**WHAT IS BEING ASKED:** All of the entries need to be written out again, exactly as they are.
— BEGIN RECORDS PROVIDED —
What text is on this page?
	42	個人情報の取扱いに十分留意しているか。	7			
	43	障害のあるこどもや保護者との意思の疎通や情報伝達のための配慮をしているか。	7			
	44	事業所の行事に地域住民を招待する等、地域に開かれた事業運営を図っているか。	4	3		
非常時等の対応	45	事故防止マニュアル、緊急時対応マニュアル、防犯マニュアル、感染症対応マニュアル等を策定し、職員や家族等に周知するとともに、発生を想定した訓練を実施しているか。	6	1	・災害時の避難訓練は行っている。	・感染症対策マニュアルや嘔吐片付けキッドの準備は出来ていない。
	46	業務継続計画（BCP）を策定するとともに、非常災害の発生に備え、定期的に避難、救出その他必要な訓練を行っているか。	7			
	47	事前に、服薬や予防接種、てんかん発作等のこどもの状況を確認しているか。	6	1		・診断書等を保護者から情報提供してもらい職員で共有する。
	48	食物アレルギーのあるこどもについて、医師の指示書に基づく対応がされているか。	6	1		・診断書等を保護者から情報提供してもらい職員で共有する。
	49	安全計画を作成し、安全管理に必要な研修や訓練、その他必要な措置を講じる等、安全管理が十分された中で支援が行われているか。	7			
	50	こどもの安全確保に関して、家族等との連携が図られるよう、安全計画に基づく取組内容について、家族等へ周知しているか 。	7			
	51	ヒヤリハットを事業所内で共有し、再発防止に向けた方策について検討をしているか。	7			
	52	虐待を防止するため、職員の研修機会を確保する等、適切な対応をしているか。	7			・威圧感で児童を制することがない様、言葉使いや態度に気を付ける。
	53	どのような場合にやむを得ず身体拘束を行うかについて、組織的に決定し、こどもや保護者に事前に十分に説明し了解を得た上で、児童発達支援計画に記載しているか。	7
— END RECORDS PROVIDED —
**THE RESULT:**
What text is on this page?
	42	個人情報の取扱いに十分留意しているか。	7			
	43	障害のあるこどもや保護者との意思の疎通や情報伝達のための配慮をしているか。	7			
	44	事業所の行事に地域住民を招待する等、地域に開かれた事業運営を図っているか。	4	3		
非常時等の対応	45	事故防止マニュアル、緊急時対応マニュアル、防犯マニュアル、感染症対応マニュアル等を策定し、職員や家族等に周知するとともに、発生を想定した訓練を実施しているか。	6	1	・災害時の避難訓練は行っている。	・感染症対策マニュアルや嘔吐片付けキッドの準備は出来ていない。
	46	業務継続計画（BCP）を策定するとともに、非常災害の発生に備え、定期的に避難、救出その他必要な訓練を行っているか。	7			
	47	事前に、服薬や予防接種、てんかん発作等のこどもの状況を確認しているか。	6	1		・診断書等を保護者から情報提供してもらい職員で共有する。
	48	食物アレルギーのあるこどもについて、医師の指示書に基づく対応がされているか。	6	1		・診断書等を保護者から情報提供してもらい職員で共有する。
	49	安全計画を作成し、安全管理に必要な研修や訓練、その他必要な措置を講じる等、安全管理が十分された中で支援が行われているか。	7			
	50	こどもの安全確保に関して、家族等との連携が図られるよう、安全計画に基づく取組内容について、家族等へ周知しているか 。	7			
	51	ヒヤリハットを事業所内で共有し、再発防止に向けた方策について検討をしているか。	7			
	52	虐待を防止するため、職員の研修機会を確保する等、適切な対応をしているか。	7			・威圧感で児童を制することがない様、言葉使いや態度に気を付ける。
	53	どのような場合にやむを得ず身体拘束を行うかについて、組織的に決定し、こどもや保護者に事前に十分に説明し了解を得た上で、児童発達支援計画に記載しているか。	7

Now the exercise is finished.